Saved data entries:
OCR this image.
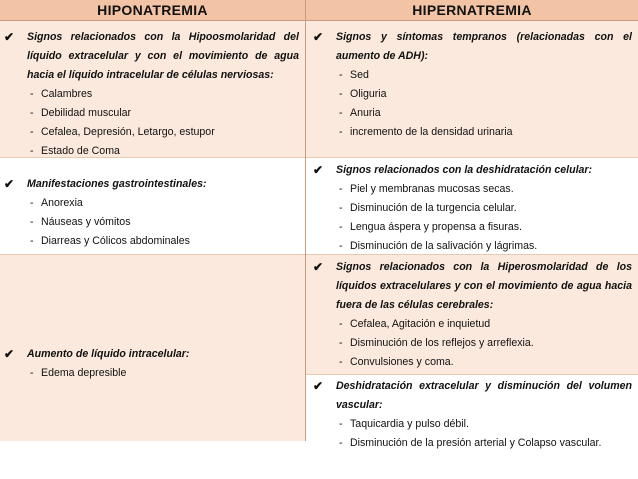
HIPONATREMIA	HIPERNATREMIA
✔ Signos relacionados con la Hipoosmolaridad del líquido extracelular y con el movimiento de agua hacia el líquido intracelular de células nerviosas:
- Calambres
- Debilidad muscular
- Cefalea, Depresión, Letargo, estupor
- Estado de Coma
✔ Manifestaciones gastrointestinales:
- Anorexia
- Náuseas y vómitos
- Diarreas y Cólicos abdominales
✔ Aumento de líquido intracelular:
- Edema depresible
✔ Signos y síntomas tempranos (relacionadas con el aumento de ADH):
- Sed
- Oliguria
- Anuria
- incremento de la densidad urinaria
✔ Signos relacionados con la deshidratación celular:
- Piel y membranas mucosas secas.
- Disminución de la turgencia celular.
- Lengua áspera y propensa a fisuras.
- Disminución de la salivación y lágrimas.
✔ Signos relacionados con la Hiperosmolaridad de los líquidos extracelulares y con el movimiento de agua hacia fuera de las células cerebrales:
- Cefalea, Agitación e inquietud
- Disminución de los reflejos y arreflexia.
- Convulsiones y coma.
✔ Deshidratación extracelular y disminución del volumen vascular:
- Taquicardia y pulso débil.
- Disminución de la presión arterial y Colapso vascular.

**TASK STATEMENT**. What is the number of lines that hold the string "Cefalea"? Reply with that number alone.

**RESULT FOR THIS TASK**. 2